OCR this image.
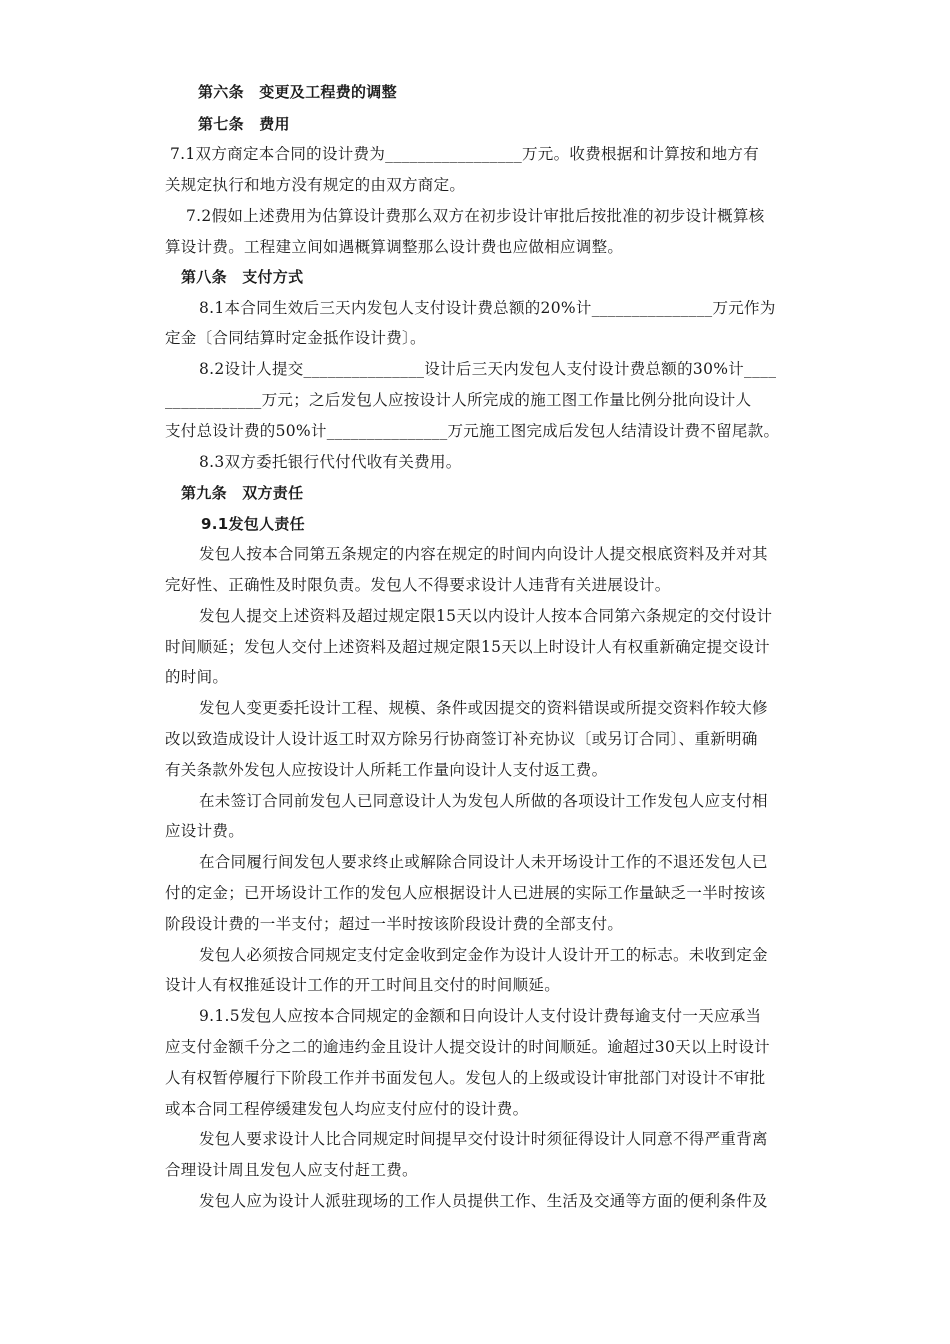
第六条　变更及工程费的调整
第七条　费用
7.1双方商定本合同的设计费为_________________万元。收费根据和计算按和地方有
关规定执行和地方没有规定的由双方商定。
7.2假如上述费用为估算设计费那么双方在初步设计审批后按批准的初步设计概算核
算设计费。工程建立间如遇概算调整那么设计费也应做相应调整。
第八条　支付方式
8.1本合同生效后三天内发包人支付设计费总额的20%计_______________万元作为
定金〔合同结算时定金抵作设计费〕。
8.2设计人提交_______________设计后三天内发包人支付设计费总额的30%计____
____________万元；之后发包人应按设计人所完成的施工图工作量比例分批向设计人
支付总设计费的50%计_______________万元施工图完成后发包人结清设计费不留尾款。
8.3双方委托银行代付代收有关费用。
第九条　双方责任
9.1发包人责任
发包人按本合同第五条规定的内容在规定的时间内向设计人提交根底资料及并对其
完好性、正确性及时限负责。发包人不得要求设计人违背有关进展设计。
发包人提交上述资料及超过规定限15天以内设计人按本合同第六条规定的交付设计
时间顺延；发包人交付上述资料及超过规定限15天以上时设计人有权重新确定提交设计
的时间。
发包人变更委托设计工程、规模、条件或因提交的资料错误或所提交资料作较大修
改以致造成设计人设计返工时双方除另行协商签订补充协议〔或另订合同〕、重新明确
有关条款外发包人应按设计人所耗工作量向设计人支付返工费。
在未签订合同前发包人已同意设计人为发包人所做的各项设计工作发包人应支付相
应设计费。
在合同履行间发包人要求终止或解除合同设计人未开场设计工作的不退还发包人已
付的定金；已开场设计工作的发包人应根据设计人已进展的实际工作量缺乏一半时按该
阶段设计费的一半支付；超过一半时按该阶段设计费的全部支付。
发包人必须按合同规定支付定金收到定金作为设计人设计开工的标志。未收到定金
设计人有权推延设计工作的开工时间且交付的时间顺延。
9.1.5发包人应按本合同规定的金额和日向设计人支付设计费每逾支付一天应承当
应支付金额千分之二的逾违约金且设计人提交设计的时间顺延。逾超过30天以上时设计
人有权暂停履行下阶段工作并书面发包人。发包人的上级或设计审批部门对设计不审批
或本合同工程停缓建发包人均应支付应付的设计费。
发包人要求设计人比合同规定时间提早交付设计时须征得设计人同意不得严重背离
合理设计周且发包人应支付赶工费。
发包人应为设计人派驻现场的工作人员提供工作、生活及交通等方面的便利条件及
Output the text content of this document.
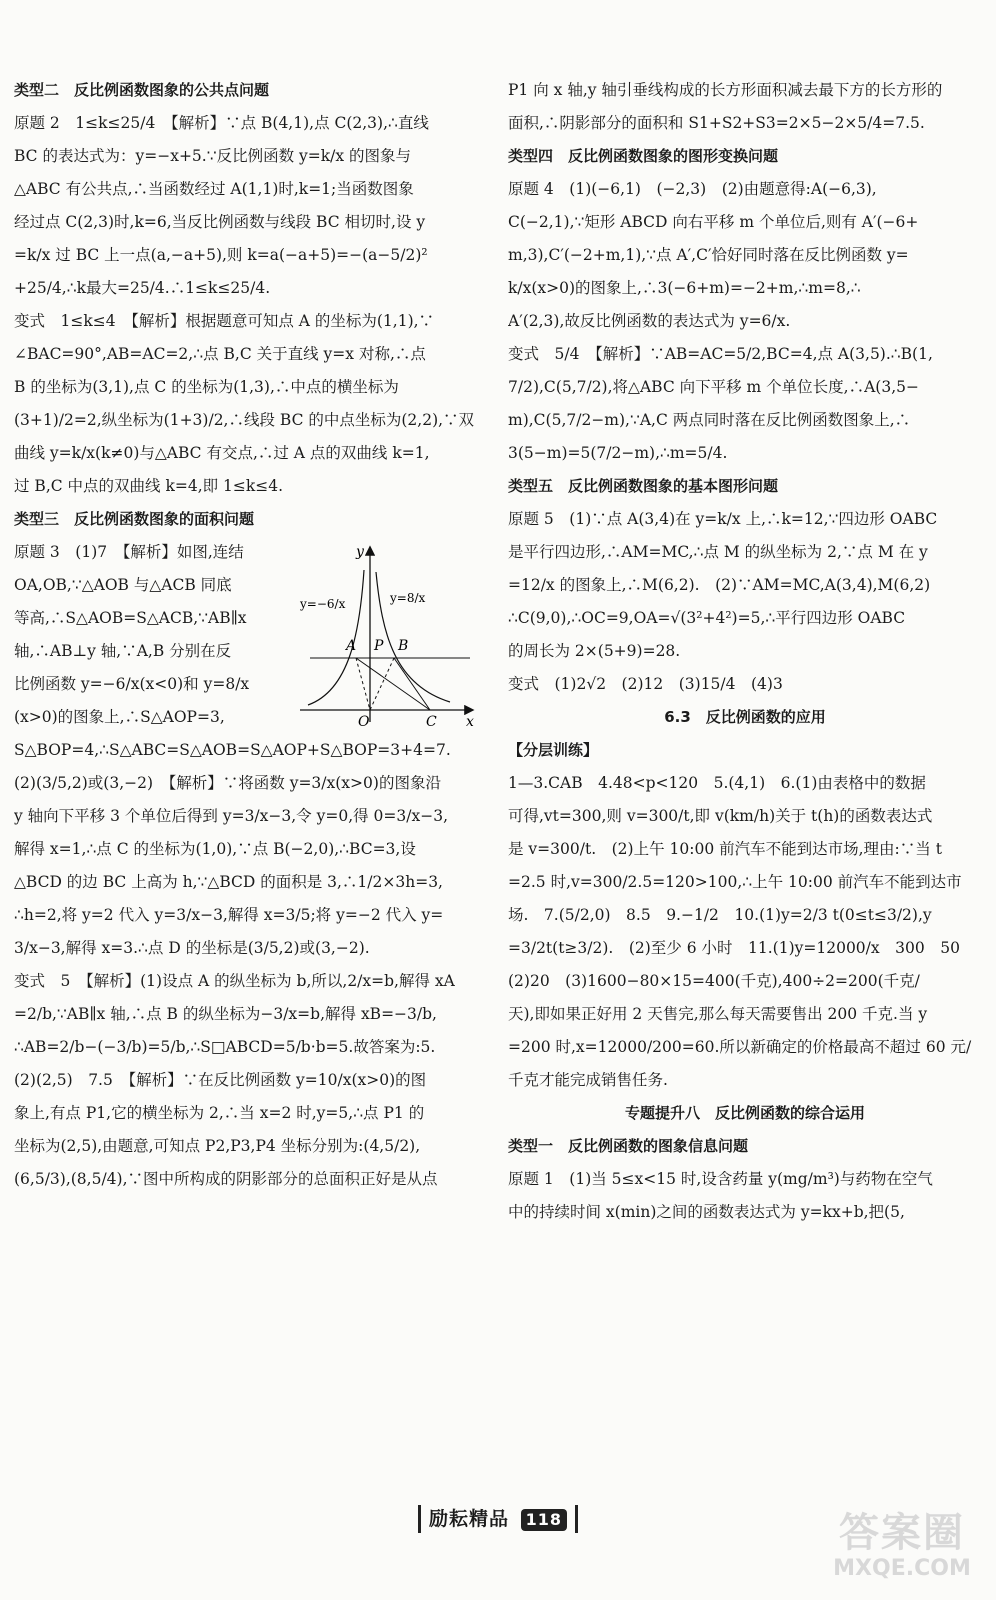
类型二　反比例函数图象的公共点问题
原题 2　1≤k≤25/4　【解析】∵点 B(4,1),点 C(2,3),∴直线
BC 的表达式为：y=−x+5.∵反比例函数 y=k/x 的图象与
△ABC 有公共点,∴当函数经过 A(1,1)时,k=1;当函数图象
经过点 C(2,3)时,k=6,当反比例函数与线段 BC 相切时,设 y
=k/x 过 BC 上一点(a,−a+5),则 k=a(−a+5)=−(a−5/2)²
+25/4,∴k最大=25/4.∴1≤k≤25/4.
变式　1≤k≤4　【解析】根据题意可知点 A 的坐标为(1,1),∵
∠BAC=90°,AB=AC=2,∴点 B,C 关于直线 y=x 对称,∴点
B 的坐标为(3,1),点 C 的坐标为(1,3),∴中点的横坐标为
(3+1)/2=2,纵坐标为(1+3)/2,∴线段 BC 的中点坐标为(2,2),∵双
曲线 y=k/x(k≠0)与△ABC 有交点,∴过 A 点的双曲线 k=1,
过 B,C 中点的双曲线 k=4,即 1≤k≤4.
类型三　反比例函数图象的面积问题
原题 3　(1)7　【解析】如图,连结
OA,OB,∵△AOB 与△ACB 同底
等高,∴S△AOB=S△ACB,∵AB∥x
轴,∴AB⊥y 轴,∵A,B 分别在反
比例函数 y=−6/x(x<0)和 y=8/x
(x>0)的图象上,∴S△AOP=3,
S△BOP=4,∴S△ABC=S△AOB=S△AOP+S△BOP=3+4=7.
(2)(3/5,2)或(3,−2)　【解析】∵将函数 y=3/x(x>0)的图象沿
y 轴向下平移 3 个单位后得到 y=3/x−3,令 y=0,得 0=3/x−3,
解得 x=1,∴点 C 的坐标为(1,0),∵点 B(−2,0),∴BC=3,设
△BCD 的边 BC 上高为 h,∵△BCD 的面积是 3,∴1/2×3h=3,
∴h=2,将 y=2 代入 y=3/x−3,解得 x=3/5;将 y=−2 代入 y=
3/x−3,解得 x=3.∴点 D 的坐标是(3/5,2)或(3,−2).
变式　5　【解析】(1)设点 A 的纵坐标为 b,所以,2/x=b,解得 xA
=2/b,∵AB∥x 轴,∴点 B 的纵坐标为−3/x=b,解得 xB=−3/b,
∴AB=2/b−(−3/b)=5/b,∴S□ABCD=5/b·b=5.故答案为:5.
(2)(2,5)　7.5　【解析】∵在反比例函数 y=10/x(x>0)的图
象上,有点 P1,它的横坐标为 2,∴当 x=2 时,y=5,∴点 P1 的
坐标为(2,5),由题意,可知点 P2,P3,P4 坐标分别为:(4,5/2),
(6,5/3),(8,5/4),∵图中所构成的阴影部分的总面积正好是从点
P1 向 x 轴,y 轴引垂线构成的长方形面积减去最下方的长方形的
面积,∴阴影部分的面积和 S1+S2+S3=2×5−2×5/4=7.5.
类型四　反比例函数图象的图形变换问题
原题 4　(1)(−6,1)　(−2,3)　(2)由题意得:A(−6,3),
C(−2,1),∵矩形 ABCD 向右平移 m 个单位后,则有 A′(−6+
m,3),C′(−2+m,1),∵点 A′,C′恰好同时落在反比例函数 y=
k/x(x>0)的图象上,∴3(−6+m)=−2+m,∴m=8,∴
A′(2,3),故反比例函数的表达式为 y=6/x.
变式　5/4　【解析】∵AB=AC=5/2,BC=4,点 A(3,5).∴B(1,
7/2),C(5,7/2),将△ABC 向下平移 m 个单位长度,∴A(3,5−
m),C(5,7/2−m),∵A,C 两点同时落在反比例函数图象上,∴
3(5−m)=5(7/2−m),∴m=5/4.
类型五　反比例函数图象的基本图形问题
原题 5　(1)∵点 A(3,4)在 y=k/x 上,∴k=12,∵四边形 OABC
是平行四边形,∴AM=MC,∴点 M 的纵坐标为 2,∵点 M 在 y
=12/x 的图象上,∴M(6,2).　(2)∵AM=MC,A(3,4),M(6,2)
∴C(9,0),∴OC=9,OA=√(3²+4²)=5,∴平行四边形 OABC
的周长为 2×(5+9)=28.
变式　(1)2√2　(2)12　(3)15/4　(4)3
6.3　反比例函数的应用
【分层训练】
1—3.CAB　4.48<p<120　5.(4,1)　6.(1)由表格中的数据
可得,vt=300,则 v=300/t,即 v(km/h)关于 t(h)的函数表达式
是 v=300/t.　(2)上午 10:00 前汽车不能到达市场,理由:∵当 t
=2.5 时,v=300/2.5=120>100,∴上午 10:00 前汽车不能到达市
场.　7.(5/2,0)　8.5　9.−1/2　10.(1)y=2/3 t(0≤t≤3/2),y
=3/2t(t≥3/2).　(2)至少 6 小时　11.(1)y=12000/x　300　50
(2)20　(3)1600−80×15=400(千克),400÷2=200(千克/
天),即如果正好用 2 天售完,那么每天需要售出 200 千克.当 y
=200 时,x=12000/200=60.所以新确定的价格最高不超过 60 元/
千克才能完成销售任务.
专题提升八　反比例函数的综合运用
类型一　反比例函数的图象信息问题
原题 1　(1)当 5≤x<15 时,设含药量 y(mg/m³)与药物在空气
中的持续时间 x(min)之间的函数表达式为 y=kx+b,把(5,
y
x
O
A P B
C
y=−6/x	y=8/x
励耘精品 118	答案圈
MXQE.COM
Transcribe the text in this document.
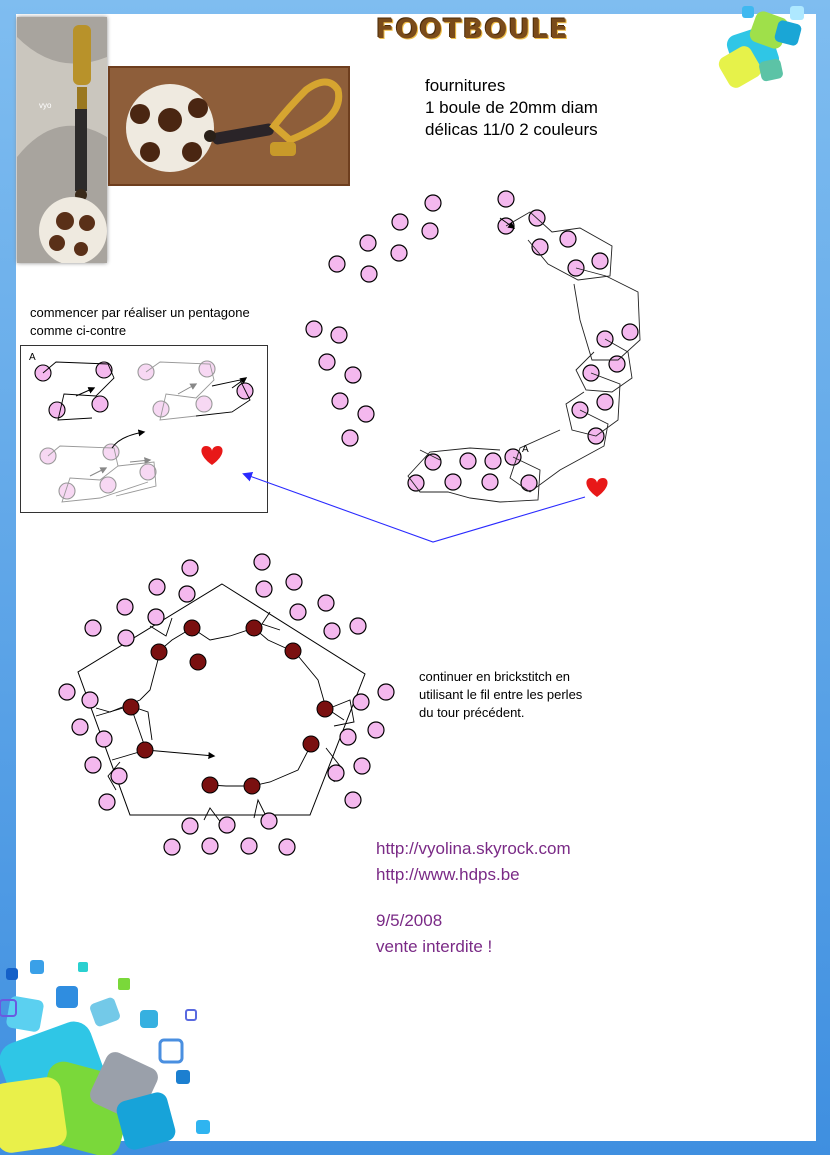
vyo
FOOTBOULE
fournitures
1 boule de 20mm diam
délicas 11/0 2 couleurs
commencer par réaliser un pentagone
comme ci-contre
continuer en brickstitch en
utilisant le fil entre les perles
du tour précédent.
A
A
http://vyolina.skyrock.com
http://www.hdps.be
9/5/2008
vente interdite !
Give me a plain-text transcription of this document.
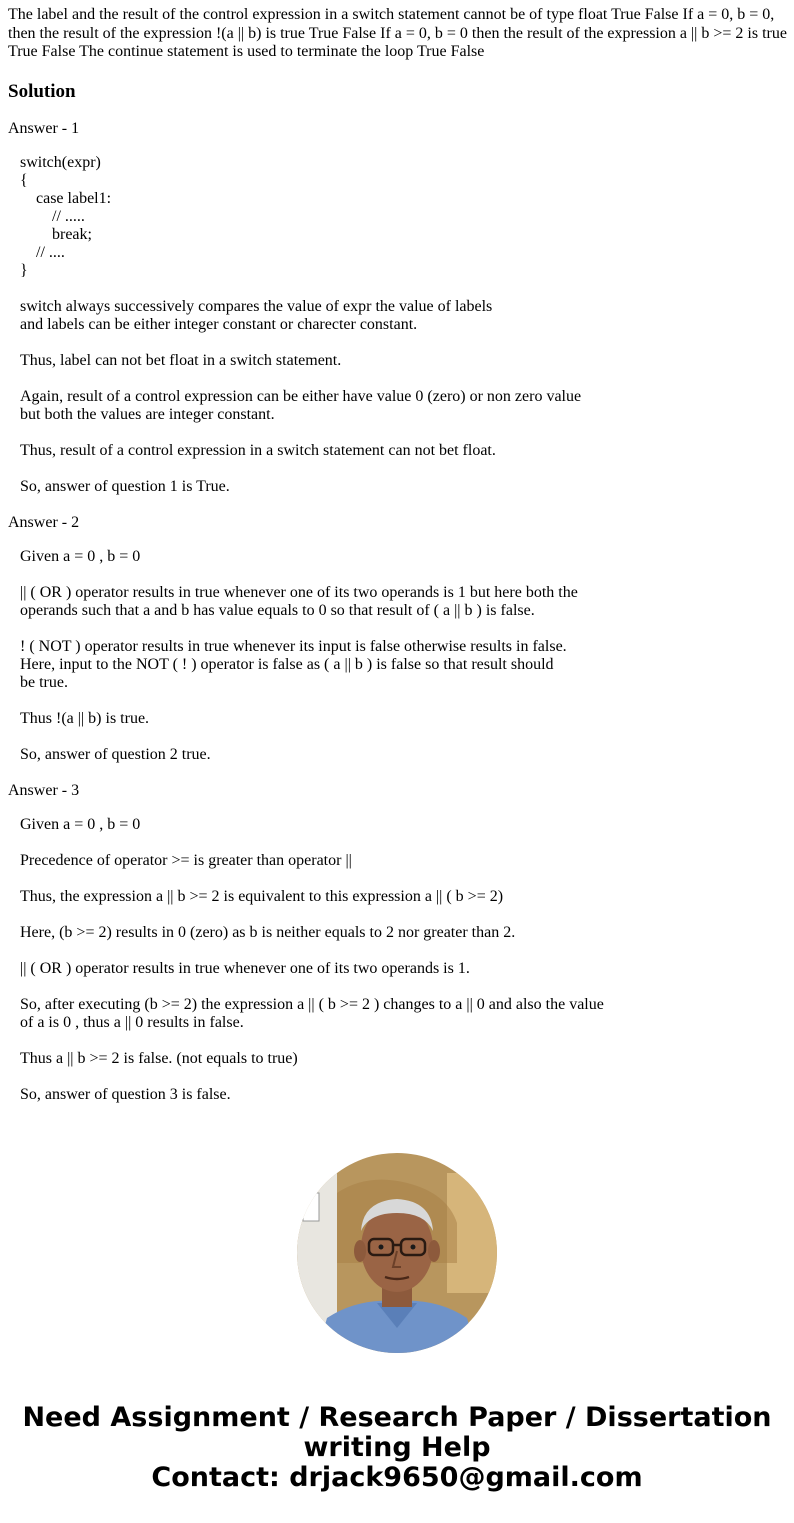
The label and the result of the control expression in a switch statement cannot be of type float True False If a = 0, b = 0, then the result of the expression !(a || b) is true True False If a = 0, b = 0 then the result of the expression a || b >= 2 is true True False The continue statement is used to terminate the loop True False
Solution
Answer - 1
switch(expr)
{
case label1:
// .....
break;
// ....
}
switch always successively compares the value of expr the value of labels
and labels can be either integer constant or charecter constant.
Thus, label can not bet float in a switch statement.
Again, result of a control expression can be either have value 0 (zero) or non zero value
but both the values are integer constant.
Thus, result of a control expression in a switch statement can not bet float.
So, answer of question 1 is True.
Answer - 2
Given a = 0 , b = 0
|| ( OR ) operator results in true whenever one of its two operands is 1 but here both the
operands such that a and b has value equals to 0 so that result of ( a || b ) is false.
! ( NOT ) operator results in true whenever its input is false otherwise results in false.
Here, input to the NOT ( ! ) operator is false as ( a || b ) is false so that result should
be true.
Thus !(a || b) is true.
So, answer of question 2 true.
Answer - 3
Given a = 0 , b = 0
Precedence of operator >= is greater than operator ||
Thus, the expression a || b >= 2 is equivalent to this expression a || ( b >= 2)
Here, (b >= 2) results in 0 (zero) as b is neither equals to 2 nor greater than 2.
|| ( OR ) operator results in true whenever one of its two operands is 1.
So, after executing (b >= 2) the expression a || ( b >= 2 ) changes to a || 0 and also the value
of a is 0 , thus a || 0 results in false.
Thus a || b >= 2 is false. (not equals to true)
So, answer of question 3 is false.
Need Assignment / Research Paper / Dissertation
writing Help
Contact: drjack9650@gmail.com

WHAT TO PRODUCE
Identify the lines above with the word "that". Copy them.

COMPLETE ANSWER
operands such that a and b has value equals to 0 so that result of ( a || b ) is false.
Here, input to the NOT ( ! ) operator is false as ( a || b ) is false so that result should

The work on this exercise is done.